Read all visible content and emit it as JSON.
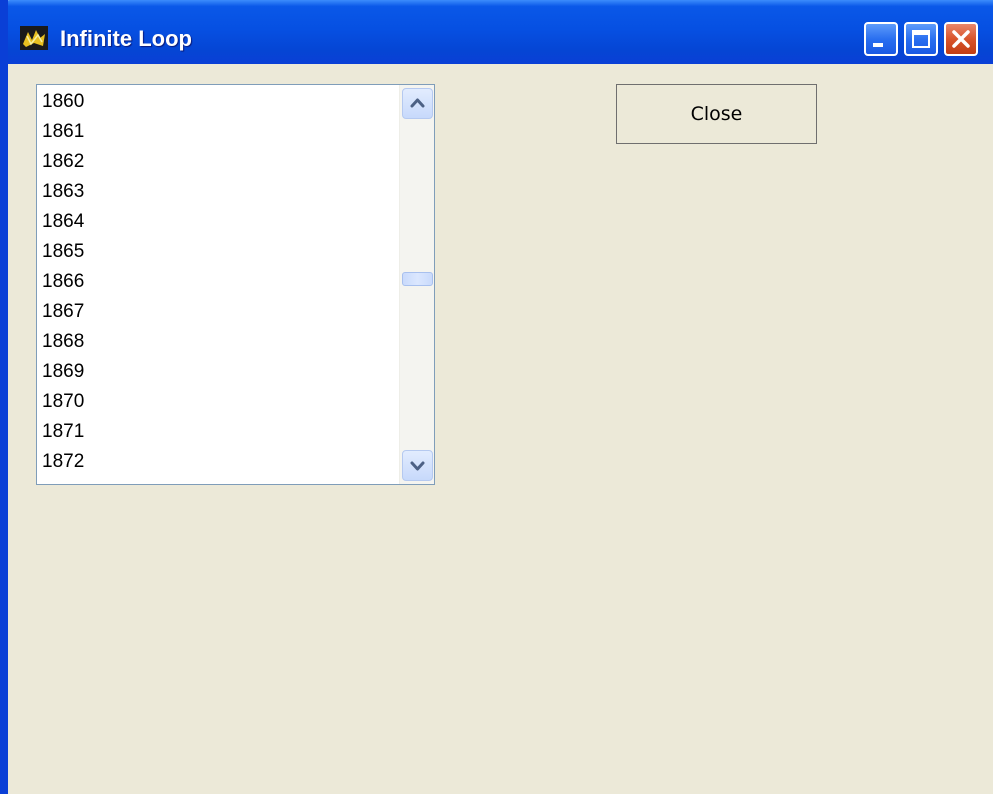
{
  "window": {
    "title": "Infinite Loop",
    "icon": "app-icon",
    "controls": {
      "minimize_icon": "minimize-icon",
      "maximize_icon": "maximize-icon",
      "close_icon": "close-icon"
    }
  },
  "list": {
    "items": [
      "1860",
      "1861",
      "1862",
      "1863",
      "1864",
      "1865",
      "1866",
      "1867",
      "1868",
      "1869",
      "1870",
      "1871",
      "1872"
    ],
    "scroll_up_icon": "chevron-up-icon",
    "scroll_down_icon": "chevron-down-icon"
  },
  "buttons": {
    "close_label": "Close"
  },
  "colors": {
    "titlebar": "#0650e2",
    "window_background": "#ece9d8",
    "window_close_button": "#d9542b"
  }
}
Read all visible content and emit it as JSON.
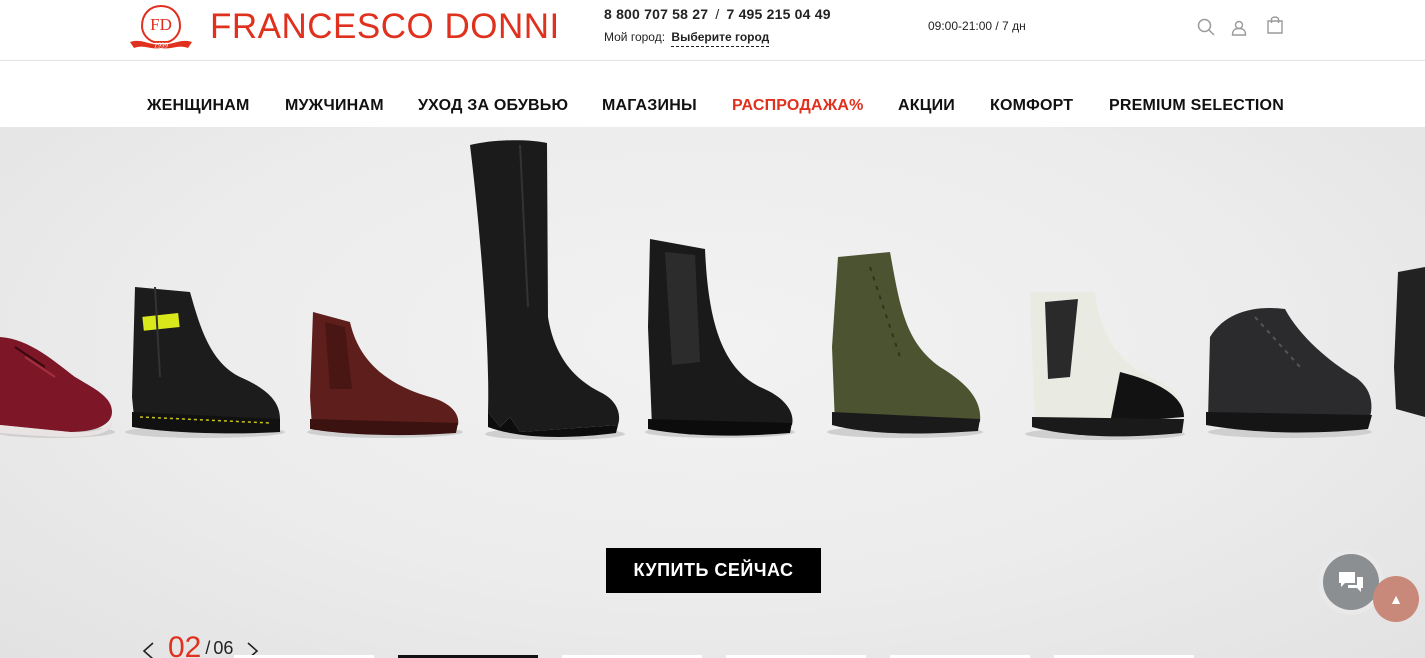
{
  "brand": {
    "name": "FRANCESCO DONNI",
    "badge_letters": "FD",
    "badge_year": "1999",
    "color": "#e0301e"
  },
  "header": {
    "phone_1": "8 800 707 58 27",
    "phone_separator": "/",
    "phone_2": "7 495 215 04 49",
    "city_label": "Мой город:",
    "city_link": "Выберите город",
    "hours": "09:00-21:00 / 7 дн",
    "icons": [
      "search-icon",
      "user-icon",
      "cart-icon"
    ]
  },
  "nav": {
    "items": [
      {
        "label": "ЖЕНЩИНАМ"
      },
      {
        "label": "МУЖЧИНАМ"
      },
      {
        "label": "УХОД ЗА ОБУВЬЮ"
      },
      {
        "label": "МАГАЗИНЫ"
      },
      {
        "label": "РАСПРОДАЖА%"
      },
      {
        "label": "АКЦИИ"
      },
      {
        "label": "КОМФОРТ"
      },
      {
        "label": "PREMIUM SELECTION"
      }
    ],
    "sale_color": "#e0301e"
  },
  "hero": {
    "cta_label": "КУПИТЬ СЕЙЧАС",
    "slide_current": "02",
    "slide_separator": "/",
    "slide_total": "06",
    "active_dot_index": 1,
    "products": [
      "sneaker-burgundy",
      "boot-black-yellow-strap",
      "chelsea-brown",
      "tall-boot-black",
      "chelsea-black",
      "lace-boot-olive",
      "chelsea-white",
      "sneaker-black",
      "boot-black-partial"
    ]
  },
  "widgets": {
    "chat_icon": "chat-icon",
    "scroll_top_icon": "arrow-up-icon"
  }
}
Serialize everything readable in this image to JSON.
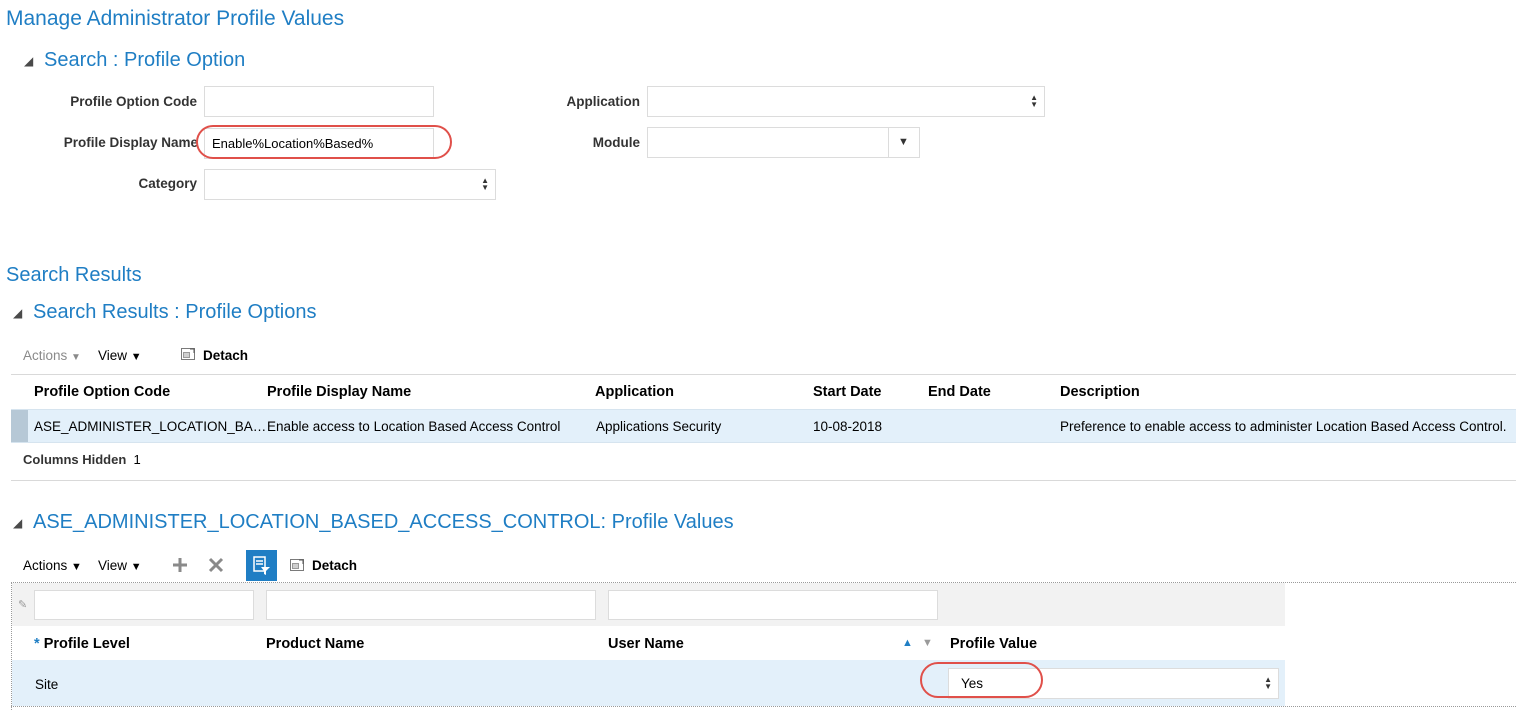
{
  "page": {
    "title": "Manage Administrator Profile Values"
  },
  "search": {
    "heading": "Search : Profile Option",
    "profile_option_code_label": "Profile Option Code",
    "profile_option_code_value": "",
    "profile_display_name_label": "Profile Display Name",
    "profile_display_name_value": "Enable%Location%Based%",
    "category_label": "Category",
    "category_value": "",
    "application_label": "Application",
    "application_value": "",
    "module_label": "Module",
    "module_value": ""
  },
  "results": {
    "section_title": "Search Results",
    "heading": "Search Results : Profile Options",
    "toolbar": {
      "actions": "Actions",
      "view": "View",
      "detach": "Detach"
    },
    "columns": [
      "Profile Option Code",
      "Profile Display Name",
      "Application",
      "Start Date",
      "End Date",
      "Description"
    ],
    "rows": [
      {
        "code": "ASE_ADMINISTER_LOCATION_BA…",
        "display_name": "Enable access to Location Based Access Control",
        "application": "Applications Security",
        "start_date": "10-08-2018",
        "end_date": "",
        "description": "Preference to enable access to administer Location Based Access Control."
      }
    ],
    "columns_hidden_label": "Columns Hidden",
    "columns_hidden_count": "1"
  },
  "values": {
    "heading": "ASE_ADMINISTER_LOCATION_BASED_ACCESS_CONTROL: Profile Values",
    "toolbar": {
      "actions": "Actions",
      "view": "View",
      "detach": "Detach"
    },
    "columns": {
      "required_mark": "*",
      "profile_level": "Profile Level",
      "product_name": "Product Name",
      "user_name": "User Name",
      "profile_value": "Profile Value"
    },
    "rows": [
      {
        "profile_level": "Site",
        "product_name": "",
        "user_name": "",
        "profile_value": "Yes"
      }
    ]
  },
  "colors": {
    "accent": "#1f7ec4",
    "selected_row": "#e3f0fa",
    "annotation": "#e0504a"
  }
}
----
Goal —
From the entries above, copy every line that holds the word "город".

Expected output —
    "city_label": "Мой город:",
    "city_link": "Выберите город",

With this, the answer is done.